** To do **
[1] Answer from the supplier service contract:
(a) What hourly rate applies to additional services beyond the contract's scope?
(b) What late fee is charged when a payment is overdue?
(c) By what method must payment be made?
[2] Pick up the supplier service contract after its clause on taxes and continue it.

** Passage given **
┄┄┄┄┄┄

Supplier Service Contract

Supplier Service Contract


1. Introduction

This Supplier Service Contract ("Contract") is entered into by and between [Your Company Name], located at [Your Company Address], hereinafter referred to as the "Supplier," and [Client Name], located at [Client Address], hereinafter referred to as the "Client." This Contract shall be effective as of [Effective Date].

2. Scope of Services

2.1 Detailed Description of Services

The Supplier shall provide comprehensive graphic design services to the Client, including but not limited to:

  • Creation of branding materials such as logos, business cards, and letterheads.

  • Design and layout of marketing collateral such as brochures, flyers, and posters.

  • Development of digital assets including social media graphics, web banners, and email templates.

  • Production of print-ready files for various promotional materials.

  • Consultation and guidance on design strategy and visual identity.

  • Revisions and modifications to ensure client satisfaction and alignment with brand guidelines.

The Supplier shall dedicate skilled designers and creative professionals to execute these services efficiently and effectively, with a commitment to meeting deadlines and exceeding client expectations.

2.2 Client Cooperation Requirements

The Client agrees to cooperate with the Supplier and provide any necessary information or resources required for the provision of the services outlined in this Contract. This includes providing access to relevant brand assets, timely feedback on design drafts, and any other information essential for the successful completion of the project.

4. Payment Terms

The Client agrees to compensate the Supplier for the services rendered based on the following payment terms:

4.1 Payment Schedule:

Payment shall be made in US dollars and shall be due upon completion of specific milestones as follows:

4.2 Initial Payment:

30% of the total project fee upon signing this Contract and commencement of services.

4.3 Progress Payments:

30% of the total project fee upon completion of the first design draft, and 40% upon final approval of all design materials.

4.4 Final Payment:

The remaining 40% of the total project fee upon satisfactory completion and delivery of all services outlined in this Contract.

4.5 Rates:

The hourly rate for additional services beyond the scope of this Contract shall be $50 per hour. Any additional work requested by the Client shall be documented and agreed upon in writing before commencement, with payment due upon completion.

4.6 Late Payment:

In the event of late payment, the Client shall be subject to a late fee of 5% of the overdue amount for each week the payment is delayed beyond the due date.

4.7 Payment Method:

Payment shall be made via bank transfer, with details provided by the Supplier upon request.

4.8 Taxes:

The Client shall be responsible for any applicable taxes, duties, or other governmental charges related to the services provided under this Contract.

┄┄┄┄┄┄

** Extracted material **
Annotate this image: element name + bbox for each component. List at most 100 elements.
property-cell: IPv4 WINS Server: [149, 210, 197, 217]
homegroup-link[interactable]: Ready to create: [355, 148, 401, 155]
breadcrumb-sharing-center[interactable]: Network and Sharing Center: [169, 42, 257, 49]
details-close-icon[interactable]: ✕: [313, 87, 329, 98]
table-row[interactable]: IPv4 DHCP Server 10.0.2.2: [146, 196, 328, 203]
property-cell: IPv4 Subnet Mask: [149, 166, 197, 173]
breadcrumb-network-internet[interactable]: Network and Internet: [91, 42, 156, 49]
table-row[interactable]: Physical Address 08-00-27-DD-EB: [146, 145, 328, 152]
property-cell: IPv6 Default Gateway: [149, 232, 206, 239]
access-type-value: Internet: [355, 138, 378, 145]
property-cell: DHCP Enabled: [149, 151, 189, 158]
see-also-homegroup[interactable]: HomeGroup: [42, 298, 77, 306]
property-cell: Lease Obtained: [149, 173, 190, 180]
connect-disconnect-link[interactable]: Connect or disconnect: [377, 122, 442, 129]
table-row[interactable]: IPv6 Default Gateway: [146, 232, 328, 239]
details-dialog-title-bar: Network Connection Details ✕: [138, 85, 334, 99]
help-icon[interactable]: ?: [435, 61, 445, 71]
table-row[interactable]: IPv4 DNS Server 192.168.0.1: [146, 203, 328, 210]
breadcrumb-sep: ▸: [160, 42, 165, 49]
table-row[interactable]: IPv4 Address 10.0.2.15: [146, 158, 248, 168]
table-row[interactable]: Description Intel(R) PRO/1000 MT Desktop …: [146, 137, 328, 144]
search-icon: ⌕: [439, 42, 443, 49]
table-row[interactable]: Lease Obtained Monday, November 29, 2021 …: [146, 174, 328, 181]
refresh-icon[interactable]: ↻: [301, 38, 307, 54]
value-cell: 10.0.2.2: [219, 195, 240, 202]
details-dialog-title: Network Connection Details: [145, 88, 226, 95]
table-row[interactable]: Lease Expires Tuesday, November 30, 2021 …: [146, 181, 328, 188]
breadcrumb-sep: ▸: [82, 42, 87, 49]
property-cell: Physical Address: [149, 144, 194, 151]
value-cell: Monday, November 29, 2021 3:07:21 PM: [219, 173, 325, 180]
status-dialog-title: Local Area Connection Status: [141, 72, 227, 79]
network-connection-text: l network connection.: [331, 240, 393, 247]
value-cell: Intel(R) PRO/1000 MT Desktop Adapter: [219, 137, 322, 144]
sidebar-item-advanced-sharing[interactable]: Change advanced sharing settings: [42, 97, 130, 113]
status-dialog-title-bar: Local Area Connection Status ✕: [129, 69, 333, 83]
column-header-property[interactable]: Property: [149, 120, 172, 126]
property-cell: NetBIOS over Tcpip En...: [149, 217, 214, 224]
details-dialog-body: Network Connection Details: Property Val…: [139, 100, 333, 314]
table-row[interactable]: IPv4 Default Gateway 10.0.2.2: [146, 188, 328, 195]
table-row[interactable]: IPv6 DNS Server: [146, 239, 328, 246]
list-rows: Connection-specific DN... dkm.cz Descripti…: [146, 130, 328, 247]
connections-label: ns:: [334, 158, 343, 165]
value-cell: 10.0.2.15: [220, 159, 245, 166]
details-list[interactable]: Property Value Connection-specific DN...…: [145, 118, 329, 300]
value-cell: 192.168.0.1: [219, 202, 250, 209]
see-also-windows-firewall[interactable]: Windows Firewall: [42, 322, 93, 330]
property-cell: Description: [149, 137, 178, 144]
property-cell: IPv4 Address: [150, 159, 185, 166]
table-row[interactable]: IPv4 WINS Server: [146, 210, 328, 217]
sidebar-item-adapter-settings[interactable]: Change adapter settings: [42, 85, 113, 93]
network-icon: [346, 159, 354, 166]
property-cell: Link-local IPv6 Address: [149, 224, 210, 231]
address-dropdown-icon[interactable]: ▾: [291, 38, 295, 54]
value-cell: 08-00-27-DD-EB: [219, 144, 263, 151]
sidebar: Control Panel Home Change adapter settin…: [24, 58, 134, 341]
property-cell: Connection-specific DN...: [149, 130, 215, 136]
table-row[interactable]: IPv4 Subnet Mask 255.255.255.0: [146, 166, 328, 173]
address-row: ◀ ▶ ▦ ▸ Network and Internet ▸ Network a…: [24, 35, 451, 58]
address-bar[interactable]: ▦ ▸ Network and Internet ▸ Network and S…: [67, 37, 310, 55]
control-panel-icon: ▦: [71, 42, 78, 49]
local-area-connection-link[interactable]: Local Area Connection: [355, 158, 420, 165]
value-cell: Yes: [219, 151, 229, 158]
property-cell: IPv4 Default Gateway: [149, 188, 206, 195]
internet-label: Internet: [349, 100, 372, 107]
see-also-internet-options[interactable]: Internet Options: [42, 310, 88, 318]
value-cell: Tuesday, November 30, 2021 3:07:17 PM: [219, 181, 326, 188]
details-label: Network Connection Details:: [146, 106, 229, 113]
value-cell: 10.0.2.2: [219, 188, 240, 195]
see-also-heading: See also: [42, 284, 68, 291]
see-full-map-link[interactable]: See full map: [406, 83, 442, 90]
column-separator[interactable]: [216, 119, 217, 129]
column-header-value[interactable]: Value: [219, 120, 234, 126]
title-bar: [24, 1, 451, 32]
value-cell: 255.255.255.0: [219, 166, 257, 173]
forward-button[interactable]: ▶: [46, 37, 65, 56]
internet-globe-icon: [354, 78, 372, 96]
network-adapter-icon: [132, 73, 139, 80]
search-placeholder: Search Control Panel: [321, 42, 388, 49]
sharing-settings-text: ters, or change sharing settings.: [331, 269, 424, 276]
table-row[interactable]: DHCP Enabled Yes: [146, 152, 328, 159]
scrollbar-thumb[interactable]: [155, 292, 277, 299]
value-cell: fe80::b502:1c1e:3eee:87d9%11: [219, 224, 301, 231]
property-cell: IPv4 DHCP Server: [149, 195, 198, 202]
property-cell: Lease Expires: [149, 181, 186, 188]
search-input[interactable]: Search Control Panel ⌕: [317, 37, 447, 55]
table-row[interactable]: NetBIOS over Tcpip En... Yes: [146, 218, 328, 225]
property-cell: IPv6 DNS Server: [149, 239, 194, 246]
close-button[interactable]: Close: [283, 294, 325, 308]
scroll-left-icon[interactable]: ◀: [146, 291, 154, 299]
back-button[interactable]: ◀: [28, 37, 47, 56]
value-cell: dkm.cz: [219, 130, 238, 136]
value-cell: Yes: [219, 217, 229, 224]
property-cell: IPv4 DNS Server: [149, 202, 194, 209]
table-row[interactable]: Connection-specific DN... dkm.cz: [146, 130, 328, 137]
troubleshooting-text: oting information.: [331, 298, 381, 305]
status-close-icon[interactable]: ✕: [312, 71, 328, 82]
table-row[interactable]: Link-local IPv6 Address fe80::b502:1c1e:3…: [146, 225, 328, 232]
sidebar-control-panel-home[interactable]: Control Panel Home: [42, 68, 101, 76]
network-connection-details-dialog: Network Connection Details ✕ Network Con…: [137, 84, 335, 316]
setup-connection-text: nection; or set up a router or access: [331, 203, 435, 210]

┄┄┄┄┄┄

** Expected outputs **
[1]
(a) $50 per hour.
(b) 5% of the overdue amount for each week the payment is delayed beyond the due date.
(c) Bank transfer, with details provided by the Supplier upon request.

[2]
4.9 Expense Reimbursement:

The Client shall reimburse the Supplier for any pre-approved out-of-pocket expenses incurred directly related to the provision of services under this Contract. These expenses shall be documented and submitted with receipts for reimbursement within 30 days of incurring the expense.

5. Responsibilities

5.1 Supplier Responsibilities:

Provide the services outlined in Section 2 in a timely and professional manner.

Ensure that all services provided meet the quality standards agreed upon with the Client. Maintain confidentiality regarding any proprietary information disclosed by the Client.

5.2 Client Responsibilities:

Provide clear instructions and specifications for the services required.

Cooperate with the Supplier and provide timely feedback.

Make payments by the payment terms outlined in Section 4.

6. Termination

6.1 Termination Clause

Either party may terminate this Contract upon thirty (30) days written notice to the other party in the event of a material breach of the terms of this Contract by the other party.

6.2 Financial Settlement Upon Termination

In the event of termination, the Client shall pay the Supplier for any services rendered up to the date of termination.

7. Confidentiality

Both parties agree to maintain the confidentiality of any proprietary or sensitive information disclosed during the term of this Contract.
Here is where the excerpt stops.